- [Request] Check the listing below line by line and report how many lines hold "claimant", with no other words.

* BEGIN Material for this exercise *

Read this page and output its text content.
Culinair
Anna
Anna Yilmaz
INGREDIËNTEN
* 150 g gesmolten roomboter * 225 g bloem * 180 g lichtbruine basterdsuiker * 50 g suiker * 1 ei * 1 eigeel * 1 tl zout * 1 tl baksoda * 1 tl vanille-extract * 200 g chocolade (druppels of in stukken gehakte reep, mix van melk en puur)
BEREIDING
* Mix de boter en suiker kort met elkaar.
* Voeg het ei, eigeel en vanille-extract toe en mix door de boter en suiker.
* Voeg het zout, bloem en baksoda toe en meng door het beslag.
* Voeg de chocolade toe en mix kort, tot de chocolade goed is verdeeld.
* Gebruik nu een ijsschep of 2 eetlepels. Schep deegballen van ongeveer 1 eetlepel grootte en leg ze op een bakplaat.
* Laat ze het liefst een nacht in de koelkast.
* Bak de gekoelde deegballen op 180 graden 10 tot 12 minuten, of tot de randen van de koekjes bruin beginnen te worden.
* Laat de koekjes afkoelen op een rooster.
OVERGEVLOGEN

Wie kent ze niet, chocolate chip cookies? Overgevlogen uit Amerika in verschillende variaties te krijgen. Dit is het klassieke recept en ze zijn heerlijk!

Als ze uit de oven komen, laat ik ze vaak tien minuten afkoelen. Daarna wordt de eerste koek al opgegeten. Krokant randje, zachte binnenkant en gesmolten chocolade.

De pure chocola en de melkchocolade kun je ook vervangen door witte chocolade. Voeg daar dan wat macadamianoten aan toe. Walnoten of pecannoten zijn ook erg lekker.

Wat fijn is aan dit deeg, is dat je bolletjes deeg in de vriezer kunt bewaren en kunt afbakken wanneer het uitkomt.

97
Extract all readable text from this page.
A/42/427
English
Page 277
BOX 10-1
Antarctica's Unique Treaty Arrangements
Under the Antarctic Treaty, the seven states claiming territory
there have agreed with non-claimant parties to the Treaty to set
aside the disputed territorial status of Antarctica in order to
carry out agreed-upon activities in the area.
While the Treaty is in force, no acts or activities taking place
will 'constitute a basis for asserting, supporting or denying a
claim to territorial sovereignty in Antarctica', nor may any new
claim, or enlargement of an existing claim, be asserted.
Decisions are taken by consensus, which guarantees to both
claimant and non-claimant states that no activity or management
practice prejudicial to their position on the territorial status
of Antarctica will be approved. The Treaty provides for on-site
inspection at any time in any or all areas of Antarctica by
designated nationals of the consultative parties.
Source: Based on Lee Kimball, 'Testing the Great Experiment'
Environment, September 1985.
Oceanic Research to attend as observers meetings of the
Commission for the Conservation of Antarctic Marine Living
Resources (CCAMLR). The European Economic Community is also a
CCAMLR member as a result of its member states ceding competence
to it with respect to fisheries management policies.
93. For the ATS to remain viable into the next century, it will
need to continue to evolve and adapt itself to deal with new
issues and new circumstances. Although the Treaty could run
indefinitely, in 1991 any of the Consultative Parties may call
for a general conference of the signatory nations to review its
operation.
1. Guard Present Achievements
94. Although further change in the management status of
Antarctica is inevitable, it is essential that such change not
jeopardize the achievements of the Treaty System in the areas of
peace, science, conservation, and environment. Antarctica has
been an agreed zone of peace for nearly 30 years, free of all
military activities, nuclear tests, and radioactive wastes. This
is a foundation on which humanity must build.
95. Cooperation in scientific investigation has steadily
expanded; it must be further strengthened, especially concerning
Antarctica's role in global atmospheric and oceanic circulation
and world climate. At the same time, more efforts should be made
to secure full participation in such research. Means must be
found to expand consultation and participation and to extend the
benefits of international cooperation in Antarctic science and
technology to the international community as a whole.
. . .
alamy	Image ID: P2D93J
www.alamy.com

* END Material for this exercise *

- [Result of this task] 2